Exercise instructions
Please output the lines shown below exactly as they appear.

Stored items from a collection

◇ ◇ ◇ ◇ ◇

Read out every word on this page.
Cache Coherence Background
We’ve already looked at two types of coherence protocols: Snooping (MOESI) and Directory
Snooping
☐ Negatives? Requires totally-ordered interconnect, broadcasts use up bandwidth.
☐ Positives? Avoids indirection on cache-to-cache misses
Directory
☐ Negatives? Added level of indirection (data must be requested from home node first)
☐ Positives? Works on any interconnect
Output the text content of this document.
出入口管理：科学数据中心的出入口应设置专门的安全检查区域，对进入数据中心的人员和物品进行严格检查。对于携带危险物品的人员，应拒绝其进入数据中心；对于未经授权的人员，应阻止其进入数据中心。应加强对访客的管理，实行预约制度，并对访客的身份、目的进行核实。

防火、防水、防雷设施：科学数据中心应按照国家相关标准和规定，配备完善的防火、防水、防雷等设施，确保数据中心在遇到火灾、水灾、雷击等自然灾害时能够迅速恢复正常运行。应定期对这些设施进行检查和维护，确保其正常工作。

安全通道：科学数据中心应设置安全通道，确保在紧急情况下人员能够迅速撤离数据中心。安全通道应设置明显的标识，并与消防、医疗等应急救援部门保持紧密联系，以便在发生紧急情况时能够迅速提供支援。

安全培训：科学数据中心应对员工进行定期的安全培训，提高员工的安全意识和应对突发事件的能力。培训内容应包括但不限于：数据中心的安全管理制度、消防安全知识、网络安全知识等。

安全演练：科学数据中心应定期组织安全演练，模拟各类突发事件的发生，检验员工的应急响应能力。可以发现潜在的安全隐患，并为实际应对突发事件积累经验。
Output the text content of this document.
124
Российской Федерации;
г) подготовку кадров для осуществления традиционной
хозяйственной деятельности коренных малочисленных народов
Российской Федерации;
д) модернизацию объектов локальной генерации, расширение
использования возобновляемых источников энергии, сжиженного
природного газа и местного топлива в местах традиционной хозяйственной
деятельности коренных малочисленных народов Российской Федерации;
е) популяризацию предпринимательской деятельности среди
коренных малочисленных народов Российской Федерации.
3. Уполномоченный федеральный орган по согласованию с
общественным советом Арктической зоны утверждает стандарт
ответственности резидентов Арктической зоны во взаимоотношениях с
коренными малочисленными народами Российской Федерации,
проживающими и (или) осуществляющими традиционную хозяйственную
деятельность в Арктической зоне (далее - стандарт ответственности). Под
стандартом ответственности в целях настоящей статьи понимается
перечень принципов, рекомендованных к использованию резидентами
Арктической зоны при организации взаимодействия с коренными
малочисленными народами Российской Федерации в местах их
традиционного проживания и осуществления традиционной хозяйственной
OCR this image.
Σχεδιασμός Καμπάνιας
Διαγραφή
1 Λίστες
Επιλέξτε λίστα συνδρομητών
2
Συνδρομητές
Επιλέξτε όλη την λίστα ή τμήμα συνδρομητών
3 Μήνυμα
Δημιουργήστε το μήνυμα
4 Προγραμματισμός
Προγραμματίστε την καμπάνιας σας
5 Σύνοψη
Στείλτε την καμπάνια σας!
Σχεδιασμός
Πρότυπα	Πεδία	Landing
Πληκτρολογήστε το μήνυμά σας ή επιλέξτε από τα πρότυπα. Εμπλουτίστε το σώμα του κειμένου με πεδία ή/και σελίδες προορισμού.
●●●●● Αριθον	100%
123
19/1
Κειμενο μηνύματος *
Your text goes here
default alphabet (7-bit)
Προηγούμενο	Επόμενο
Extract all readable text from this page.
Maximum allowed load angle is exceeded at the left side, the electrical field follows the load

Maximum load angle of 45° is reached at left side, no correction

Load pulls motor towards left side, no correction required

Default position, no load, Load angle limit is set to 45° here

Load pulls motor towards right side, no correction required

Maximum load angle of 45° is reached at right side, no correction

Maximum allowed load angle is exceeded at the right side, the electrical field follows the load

◇ ◇ ◇ ◇ ◇

Exercise solution
Read out every word on this page.
Cache Coherence Background
We’ve already looked at two types of coherence protocols: Snooping (MOESI) and Directory
Snooping
☐ Negatives? Requires totally-ordered interconnect, broadcasts use up bandwidth.
☐ Positives? Avoids indirection on cache-to-cache misses
Directory
☐ Negatives? Added level of indirection (data must be requested from home node first)
☐ Positives? Works on any interconnect
Output the text content of this document.
出入口管理：科学数据中心的出入口应设置专门的安全检查区域，对进入数据中心的人员和物品进行严格检查。对于携带危险物品的人员，应拒绝其进入数据中心；对于未经授权的人员，应阻止其进入数据中心。应加强对访客的管理，实行预约制度，并对访客的身份、目的进行核实。

防火、防水、防雷设施：科学数据中心应按照国家相关标准和规定，配备完善的防火、防水、防雷等设施，确保数据中心在遇到火灾、水灾、雷击等自然灾害时能够迅速恢复正常运行。应定期对这些设施进行检查和维护，确保其正常工作。

安全通道：科学数据中心应设置安全通道，确保在紧急情况下人员能够迅速撤离数据中心。安全通道应设置明显的标识，并与消防、医疗等应急救援部门保持紧密联系，以便在发生紧急情况时能够迅速提供支援。

安全培训：科学数据中心应对员工进行定期的安全培训，提高员工的安全意识和应对突发事件的能力。培训内容应包括但不限于：数据中心的安全管理制度、消防安全知识、网络安全知识等。

安全演练：科学数据中心应定期组织安全演练，模拟各类突发事件的发生，检验员工的应急响应能力。可以发现潜在的安全隐患，并为实际应对突发事件积累经验。
Output the text content of this document.
124
Российской Федерации;
г) подготовку кадров для осуществления традиционной
хозяйственной деятельности коренных малочисленных народов
Российской Федерации;
д) модернизацию объектов локальной генерации, расширение
использования возобновляемых источников энергии, сжиженного
природного газа и местного топлива в местах традиционной хозяйственной
деятельности коренных малочисленных народов Российской Федерации;
е) популяризацию предпринимательской деятельности среди
коренных малочисленных народов Российской Федерации.
3. Уполномоченный федеральный орган по согласованию с
общественным советом Арктической зоны утверждает стандарт
ответственности резидентов Арктической зоны во взаимоотношениях с
коренными малочисленными народами Российской Федерации,
проживающими и (или) осуществляющими традиционную хозяйственную
деятельность в Арктической зоне (далее - стандарт ответственности). Под
стандартом ответственности в целях настоящей статьи понимается
перечень принципов, рекомендованных к использованию резидентами
Арктической зоны при организации взаимодействия с коренными
малочисленными народами Российской Федерации в местах их
традиционного проживания и осуществления традиционной хозяйственной
OCR this image.
Σχεδιασμός Καμπάνιας
Διαγραφή
1 Λίστες
Επιλέξτε λίστα συνδρομητών
2
Συνδρομητές
Επιλέξτε όλη την λίστα ή τμήμα συνδρομητών
3 Μήνυμα
Δημιουργήστε το μήνυμα
4 Προγραμματισμός
Προγραμματίστε την καμπάνιας σας
5 Σύνοψη
Στείλτε την καμπάνια σας!
Σχεδιασμός
Πρότυπα	Πεδία	Landing
Πληκτρολογήστε το μήνυμά σας ή επιλέξτε από τα πρότυπα. Εμπλουτίστε το σώμα του κειμένου με πεδία ή/και σελίδες προορισμού.
●●●●● Αριθον	100%
123
19/1
Κειμενο μηνύματος *
Your text goes here
default alphabet (7-bit)
Προηγούμενο	Επόμενο
Extract all readable text from this page.
Maximum allowed load angle is exceeded at the left side, the electrical field follows the load

Maximum load angle of 45° is reached at left side, no correction

Load pulls motor towards left side, no correction required

Default position, no load, Load angle limit is set to 45° here

Load pulls motor towards right side, no correction required

Maximum load angle of 45° is reached at right side, no correction

Maximum allowed load angle is exceeded at the right side, the electrical field follows the load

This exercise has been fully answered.